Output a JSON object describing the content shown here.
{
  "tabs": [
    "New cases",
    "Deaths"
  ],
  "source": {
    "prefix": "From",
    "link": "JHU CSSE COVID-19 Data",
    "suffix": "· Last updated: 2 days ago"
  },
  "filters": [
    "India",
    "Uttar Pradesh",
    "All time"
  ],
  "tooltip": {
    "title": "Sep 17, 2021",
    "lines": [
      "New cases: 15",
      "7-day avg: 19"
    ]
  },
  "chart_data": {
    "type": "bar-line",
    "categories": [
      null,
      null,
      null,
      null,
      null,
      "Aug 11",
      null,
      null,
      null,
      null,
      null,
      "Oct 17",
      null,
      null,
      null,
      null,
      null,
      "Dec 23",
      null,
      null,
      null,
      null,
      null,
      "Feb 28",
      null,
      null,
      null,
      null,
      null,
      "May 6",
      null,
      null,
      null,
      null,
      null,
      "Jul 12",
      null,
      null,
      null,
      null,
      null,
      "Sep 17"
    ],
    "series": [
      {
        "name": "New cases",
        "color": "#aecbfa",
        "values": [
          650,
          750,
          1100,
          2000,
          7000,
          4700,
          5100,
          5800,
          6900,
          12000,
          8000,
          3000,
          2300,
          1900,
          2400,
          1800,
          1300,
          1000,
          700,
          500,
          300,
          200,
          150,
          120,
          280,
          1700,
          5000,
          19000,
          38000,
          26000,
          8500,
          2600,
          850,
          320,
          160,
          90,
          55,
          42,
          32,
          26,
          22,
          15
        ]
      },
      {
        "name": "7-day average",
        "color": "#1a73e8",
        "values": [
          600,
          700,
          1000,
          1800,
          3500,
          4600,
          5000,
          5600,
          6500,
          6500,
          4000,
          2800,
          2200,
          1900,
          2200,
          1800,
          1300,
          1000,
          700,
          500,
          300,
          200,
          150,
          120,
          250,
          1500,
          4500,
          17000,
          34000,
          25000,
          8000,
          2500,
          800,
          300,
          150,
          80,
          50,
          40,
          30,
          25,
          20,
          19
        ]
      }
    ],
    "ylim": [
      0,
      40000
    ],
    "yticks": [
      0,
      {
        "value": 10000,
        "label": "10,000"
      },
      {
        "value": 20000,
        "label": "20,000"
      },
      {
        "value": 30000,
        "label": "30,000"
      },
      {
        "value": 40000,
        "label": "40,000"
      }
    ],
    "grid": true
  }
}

REQUIRED TASK
Reproduce the material in full, with no word added or dropped.

ANSWER TO THIS PROBLEM
Output a JSON object describing the content shown here.
{
  "tabs": [
    "New cases",
    "Deaths"
  ],
  "source": {
    "prefix": "From",
    "link": "JHU CSSE COVID-19 Data",
    "suffix": "· Last updated: 2 days ago"
  },
  "filters": [
    "India",
    "Uttar Pradesh",
    "All time"
  ],
  "tooltip": {
    "title": "Sep 17, 2021",
    "lines": [
      "New cases: 15",
      "7-day avg: 19"
    ]
  },
  "chart_data": {
    "type": "bar-line",
    "categories": [
      null,
      null,
      null,
      null,
      null,
      "Aug 11",
      null,
      null,
      null,
      null,
      null,
      "Oct 17",
      null,
      null,
      null,
      null,
      null,
      "Dec 23",
      null,
      null,
      null,
      null,
      null,
      "Feb 28",
      null,
      null,
      null,
      null,
      null,
      "May 6",
      null,
      null,
      null,
      null,
      null,
      "Jul 12",
      null,
      null,
      null,
      null,
      null,
      "Sep 17"
    ],
    "series": [
      {
        "name": "New cases",
        "color": "#aecbfa",
        "values": [
          650,
          750,
          1100,
          2000,
          7000,
          4700,
          5100,
          5800,
          6900,
          12000,
          8000,
          3000,
          2300,
          1900,
          2400,
          1800,
          1300,
          1000,
          700,
          500,
          300,
          200,
          150,
          120,
          280,
          1700,
          5000,
          19000,
          38000,
          26000,
          8500,
          2600,
          850,
          320,
          160,
          90,
          55,
          42,
          32,
          26,
          22,
          15
        ]
      },
      {
        "name": "7-day average",
        "color": "#1a73e8",
        "values": [
          600,
          700,
          1000,
          1800,
          3500,
          4600,
          5000,
          5600,
          6500,
          6500,
          4000,
          2800,
          2200,
          1900,
          2200,
          1800,
          1300,
          1000,
          700,
          500,
          300,
          200,
          150,
          120,
          250,
          1500,
          4500,
          17000,
          34000,
          25000,
          8000,
          2500,
          800,
          300,
          150,
          80,
          50,
          40,
          30,
          25,
          20,
          19
        ]
      }
    ],
    "ylim": [
      0,
      40000
    ],
    "yticks": [
      0,
      {
        "value": 10000,
        "label": "10,000"
      },
      {
        "value": 20000,
        "label": "20,000"
      },
      {
        "value": 30000,
        "label": "30,000"
      },
      {
        "value": 40000,
        "label": "40,000"
      }
    ],
    "grid": true
  }
}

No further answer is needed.